Return all of the entries exactly as written.

## START DATA FOR PROCESSING

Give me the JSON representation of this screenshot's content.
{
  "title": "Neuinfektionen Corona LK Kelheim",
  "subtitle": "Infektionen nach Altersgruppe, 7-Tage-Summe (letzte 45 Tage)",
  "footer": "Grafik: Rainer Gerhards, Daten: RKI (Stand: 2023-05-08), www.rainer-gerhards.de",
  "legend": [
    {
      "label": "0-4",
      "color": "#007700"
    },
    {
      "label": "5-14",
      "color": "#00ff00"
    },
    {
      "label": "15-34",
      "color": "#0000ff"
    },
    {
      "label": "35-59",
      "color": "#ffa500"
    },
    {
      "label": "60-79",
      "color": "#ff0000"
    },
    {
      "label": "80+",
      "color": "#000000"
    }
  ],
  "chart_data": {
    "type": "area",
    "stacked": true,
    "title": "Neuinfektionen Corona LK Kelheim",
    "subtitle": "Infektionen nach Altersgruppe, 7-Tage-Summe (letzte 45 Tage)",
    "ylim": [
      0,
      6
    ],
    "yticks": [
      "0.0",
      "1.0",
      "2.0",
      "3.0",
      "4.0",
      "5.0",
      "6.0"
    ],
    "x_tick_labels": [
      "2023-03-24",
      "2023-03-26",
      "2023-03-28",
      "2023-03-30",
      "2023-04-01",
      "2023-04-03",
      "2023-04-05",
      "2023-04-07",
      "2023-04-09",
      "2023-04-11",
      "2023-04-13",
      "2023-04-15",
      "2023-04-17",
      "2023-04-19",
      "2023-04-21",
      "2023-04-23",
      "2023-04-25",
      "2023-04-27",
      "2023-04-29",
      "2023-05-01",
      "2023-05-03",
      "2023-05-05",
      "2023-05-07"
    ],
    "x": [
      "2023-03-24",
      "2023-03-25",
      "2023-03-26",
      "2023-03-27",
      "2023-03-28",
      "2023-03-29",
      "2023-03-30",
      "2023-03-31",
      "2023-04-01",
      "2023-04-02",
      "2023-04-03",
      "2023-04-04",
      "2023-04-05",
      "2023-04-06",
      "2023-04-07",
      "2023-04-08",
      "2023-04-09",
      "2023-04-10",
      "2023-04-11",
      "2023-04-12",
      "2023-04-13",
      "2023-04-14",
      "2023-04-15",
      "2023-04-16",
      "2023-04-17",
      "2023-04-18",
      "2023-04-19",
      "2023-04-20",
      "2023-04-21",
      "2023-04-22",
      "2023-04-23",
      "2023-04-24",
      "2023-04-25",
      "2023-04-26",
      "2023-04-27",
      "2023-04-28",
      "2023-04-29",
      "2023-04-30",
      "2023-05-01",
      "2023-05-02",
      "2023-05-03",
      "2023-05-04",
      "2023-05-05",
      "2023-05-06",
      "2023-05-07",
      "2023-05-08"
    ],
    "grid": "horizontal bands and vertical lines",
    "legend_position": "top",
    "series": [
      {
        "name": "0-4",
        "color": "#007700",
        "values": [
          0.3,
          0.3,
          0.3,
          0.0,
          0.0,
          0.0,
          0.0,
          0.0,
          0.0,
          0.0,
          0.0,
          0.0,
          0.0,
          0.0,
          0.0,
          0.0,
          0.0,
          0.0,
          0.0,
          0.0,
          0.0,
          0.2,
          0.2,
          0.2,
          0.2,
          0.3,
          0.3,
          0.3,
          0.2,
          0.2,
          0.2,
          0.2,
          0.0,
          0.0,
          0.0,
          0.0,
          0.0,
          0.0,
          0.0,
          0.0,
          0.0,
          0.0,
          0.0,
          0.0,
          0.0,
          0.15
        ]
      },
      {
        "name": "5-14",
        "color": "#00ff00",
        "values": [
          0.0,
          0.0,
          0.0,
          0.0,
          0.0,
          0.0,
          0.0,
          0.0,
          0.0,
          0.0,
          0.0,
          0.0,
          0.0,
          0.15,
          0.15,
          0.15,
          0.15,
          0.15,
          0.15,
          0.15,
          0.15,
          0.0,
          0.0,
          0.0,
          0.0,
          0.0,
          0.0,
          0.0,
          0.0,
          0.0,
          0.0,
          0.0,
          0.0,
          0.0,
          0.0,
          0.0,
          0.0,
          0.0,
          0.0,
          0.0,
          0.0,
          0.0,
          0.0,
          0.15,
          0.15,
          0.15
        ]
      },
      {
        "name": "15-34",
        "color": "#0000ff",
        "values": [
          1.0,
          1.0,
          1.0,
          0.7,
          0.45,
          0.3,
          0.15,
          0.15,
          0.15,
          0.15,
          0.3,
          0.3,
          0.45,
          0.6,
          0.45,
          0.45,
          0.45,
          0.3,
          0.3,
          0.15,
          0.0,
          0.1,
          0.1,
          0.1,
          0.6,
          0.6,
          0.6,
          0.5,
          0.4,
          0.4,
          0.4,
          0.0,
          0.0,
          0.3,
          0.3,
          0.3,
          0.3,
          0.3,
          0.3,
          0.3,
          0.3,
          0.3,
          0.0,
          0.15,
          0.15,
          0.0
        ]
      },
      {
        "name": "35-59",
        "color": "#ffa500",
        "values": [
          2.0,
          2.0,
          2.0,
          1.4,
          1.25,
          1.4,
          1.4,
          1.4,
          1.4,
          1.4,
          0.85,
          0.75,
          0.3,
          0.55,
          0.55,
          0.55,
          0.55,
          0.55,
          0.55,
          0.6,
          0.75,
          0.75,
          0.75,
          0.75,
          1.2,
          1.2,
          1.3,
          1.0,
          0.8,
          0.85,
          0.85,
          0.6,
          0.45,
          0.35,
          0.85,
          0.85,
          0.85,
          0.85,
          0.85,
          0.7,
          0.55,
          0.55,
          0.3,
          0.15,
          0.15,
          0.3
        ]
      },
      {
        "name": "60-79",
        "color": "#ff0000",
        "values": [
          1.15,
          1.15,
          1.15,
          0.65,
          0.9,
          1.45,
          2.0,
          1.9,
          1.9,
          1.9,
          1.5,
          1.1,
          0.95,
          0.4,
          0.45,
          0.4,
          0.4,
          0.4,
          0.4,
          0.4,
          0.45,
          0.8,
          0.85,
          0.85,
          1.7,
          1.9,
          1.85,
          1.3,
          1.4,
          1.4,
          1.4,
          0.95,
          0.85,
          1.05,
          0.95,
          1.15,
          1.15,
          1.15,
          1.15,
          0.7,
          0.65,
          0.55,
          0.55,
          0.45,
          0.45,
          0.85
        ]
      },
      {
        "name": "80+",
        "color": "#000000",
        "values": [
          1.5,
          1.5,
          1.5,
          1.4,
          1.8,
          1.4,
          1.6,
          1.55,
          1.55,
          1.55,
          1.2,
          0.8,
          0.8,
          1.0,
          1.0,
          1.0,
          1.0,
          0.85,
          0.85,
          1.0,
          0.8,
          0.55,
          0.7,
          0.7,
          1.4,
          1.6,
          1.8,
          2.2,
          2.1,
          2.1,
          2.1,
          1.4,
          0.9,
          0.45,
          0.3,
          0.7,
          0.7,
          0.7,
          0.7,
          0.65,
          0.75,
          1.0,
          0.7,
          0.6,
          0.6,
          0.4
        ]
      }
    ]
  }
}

## END DATA FOR PROCESSING

SOLVED PROBLEM>
Give me the JSON representation of this screenshot's content.
{
  "title": "Neuinfektionen Corona LK Kelheim",
  "subtitle": "Infektionen nach Altersgruppe, 7-Tage-Summe (letzte 45 Tage)",
  "footer": "Grafik: Rainer Gerhards, Daten: RKI (Stand: 2023-05-08), www.rainer-gerhards.de",
  "legend": [
    {
      "label": "0-4",
      "color": "#007700"
    },
    {
      "label": "5-14",
      "color": "#00ff00"
    },
    {
      "label": "15-34",
      "color": "#0000ff"
    },
    {
      "label": "35-59",
      "color": "#ffa500"
    },
    {
      "label": "60-79",
      "color": "#ff0000"
    },
    {
      "label": "80+",
      "color": "#000000"
    }
  ],
  "chart_data": {
    "type": "area",
    "stacked": true,
    "title": "Neuinfektionen Corona LK Kelheim",
    "subtitle": "Infektionen nach Altersgruppe, 7-Tage-Summe (letzte 45 Tage)",
    "ylim": [
      0,
      6
    ],
    "yticks": [
      "0.0",
      "1.0",
      "2.0",
      "3.0",
      "4.0",
      "5.0",
      "6.0"
    ],
    "x_tick_labels": [
      "2023-03-24",
      "2023-03-26",
      "2023-03-28",
      "2023-03-30",
      "2023-04-01",
      "2023-04-03",
      "2023-04-05",
      "2023-04-07",
      "2023-04-09",
      "2023-04-11",
      "2023-04-13",
      "2023-04-15",
      "2023-04-17",
      "2023-04-19",
      "2023-04-21",
      "2023-04-23",
      "2023-04-25",
      "2023-04-27",
      "2023-04-29",
      "2023-05-01",
      "2023-05-03",
      "2023-05-05",
      "2023-05-07"
    ],
    "x": [
      "2023-03-24",
      "2023-03-25",
      "2023-03-26",
      "2023-03-27",
      "2023-03-28",
      "2023-03-29",
      "2023-03-30",
      "2023-03-31",
      "2023-04-01",
      "2023-04-02",
      "2023-04-03",
      "2023-04-04",
      "2023-04-05",
      "2023-04-06",
      "2023-04-07",
      "2023-04-08",
      "2023-04-09",
      "2023-04-10",
      "2023-04-11",
      "2023-04-12",
      "2023-04-13",
      "2023-04-14",
      "2023-04-15",
      "2023-04-16",
      "2023-04-17",
      "2023-04-18",
      "2023-04-19",
      "2023-04-20",
      "2023-04-21",
      "2023-04-22",
      "2023-04-23",
      "2023-04-24",
      "2023-04-25",
      "2023-04-26",
      "2023-04-27",
      "2023-04-28",
      "2023-04-29",
      "2023-04-30",
      "2023-05-01",
      "2023-05-02",
      "2023-05-03",
      "2023-05-04",
      "2023-05-05",
      "2023-05-06",
      "2023-05-07",
      "2023-05-08"
    ],
    "grid": "horizontal bands and vertical lines",
    "legend_position": "top",
    "series": [
      {
        "name": "0-4",
        "color": "#007700",
        "values": [
          0.3,
          0.3,
          0.3,
          0.0,
          0.0,
          0.0,
          0.0,
          0.0,
          0.0,
          0.0,
          0.0,
          0.0,
          0.0,
          0.0,
          0.0,
          0.0,
          0.0,
          0.0,
          0.0,
          0.0,
          0.0,
          0.2,
          0.2,
          0.2,
          0.2,
          0.3,
          0.3,
          0.3,
          0.2,
          0.2,
          0.2,
          0.2,
          0.0,
          0.0,
          0.0,
          0.0,
          0.0,
          0.0,
          0.0,
          0.0,
          0.0,
          0.0,
          0.0,
          0.0,
          0.0,
          0.15
        ]
      },
      {
        "name": "5-14",
        "color": "#00ff00",
        "values": [
          0.0,
          0.0,
          0.0,
          0.0,
          0.0,
          0.0,
          0.0,
          0.0,
          0.0,
          0.0,
          0.0,
          0.0,
          0.0,
          0.15,
          0.15,
          0.15,
          0.15,
          0.15,
          0.15,
          0.15,
          0.15,
          0.0,
          0.0,
          0.0,
          0.0,
          0.0,
          0.0,
          0.0,
          0.0,
          0.0,
          0.0,
          0.0,
          0.0,
          0.0,
          0.0,
          0.0,
          0.0,
          0.0,
          0.0,
          0.0,
          0.0,
          0.0,
          0.0,
          0.15,
          0.15,
          0.15
        ]
      },
      {
        "name": "15-34",
        "color": "#0000ff",
        "values": [
          1.0,
          1.0,
          1.0,
          0.7,
          0.45,
          0.3,
          0.15,
          0.15,
          0.15,
          0.15,
          0.3,
          0.3,
          0.45,
          0.6,
          0.45,
          0.45,
          0.45,
          0.3,
          0.3,
          0.15,
          0.0,
          0.1,
          0.1,
          0.1,
          0.6,
          0.6,
          0.6,
          0.5,
          0.4,
          0.4,
          0.4,
          0.0,
          0.0,
          0.3,
          0.3,
          0.3,
          0.3,
          0.3,
          0.3,
          0.3,
          0.3,
          0.3,
          0.0,
          0.15,
          0.15,
          0.0
        ]
      },
      {
        "name": "35-59",
        "color": "#ffa500",
        "values": [
          2.0,
          2.0,
          2.0,
          1.4,
          1.25,
          1.4,
          1.4,
          1.4,
          1.4,
          1.4,
          0.85,
          0.75,
          0.3,
          0.55,
          0.55,
          0.55,
          0.55,
          0.55,
          0.55,
          0.6,
          0.75,
          0.75,
          0.75,
          0.75,
          1.2,
          1.2,
          1.3,
          1.0,
          0.8,
          0.85,
          0.85,
          0.6,
          0.45,
          0.35,
          0.85,
          0.85,
          0.85,
          0.85,
          0.85,
          0.7,
          0.55,
          0.55,
          0.3,
          0.15,
          0.15,
          0.3
        ]
      },
      {
        "name": "60-79",
        "color": "#ff0000",
        "values": [
          1.15,
          1.15,
          1.15,
          0.65,
          0.9,
          1.45,
          2.0,
          1.9,
          1.9,
          1.9,
          1.5,
          1.1,
          0.95,
          0.4,
          0.45,
          0.4,
          0.4,
          0.4,
          0.4,
          0.4,
          0.45,
          0.8,
          0.85,
          0.85,
          1.7,
          1.9,
          1.85,
          1.3,
          1.4,
          1.4,
          1.4,
          0.95,
          0.85,
          1.05,
          0.95,
          1.15,
          1.15,
          1.15,
          1.15,
          0.7,
          0.65,
          0.55,
          0.55,
          0.45,
          0.45,
          0.85
        ]
      },
      {
        "name": "80+",
        "color": "#000000",
        "values": [
          1.5,
          1.5,
          1.5,
          1.4,
          1.8,
          1.4,
          1.6,
          1.55,
          1.55,
          1.55,
          1.2,
          0.8,
          0.8,
          1.0,
          1.0,
          1.0,
          1.0,
          0.85,
          0.85,
          1.0,
          0.8,
          0.55,
          0.7,
          0.7,
          1.4,
          1.6,
          1.8,
          2.2,
          2.1,
          2.1,
          2.1,
          1.4,
          0.9,
          0.45,
          0.3,
          0.7,
          0.7,
          0.7,
          0.7,
          0.65,
          0.75,
          1.0,
          0.7,
          0.6,
          0.6,
          0.4
        ]
      }
    ]
  }
}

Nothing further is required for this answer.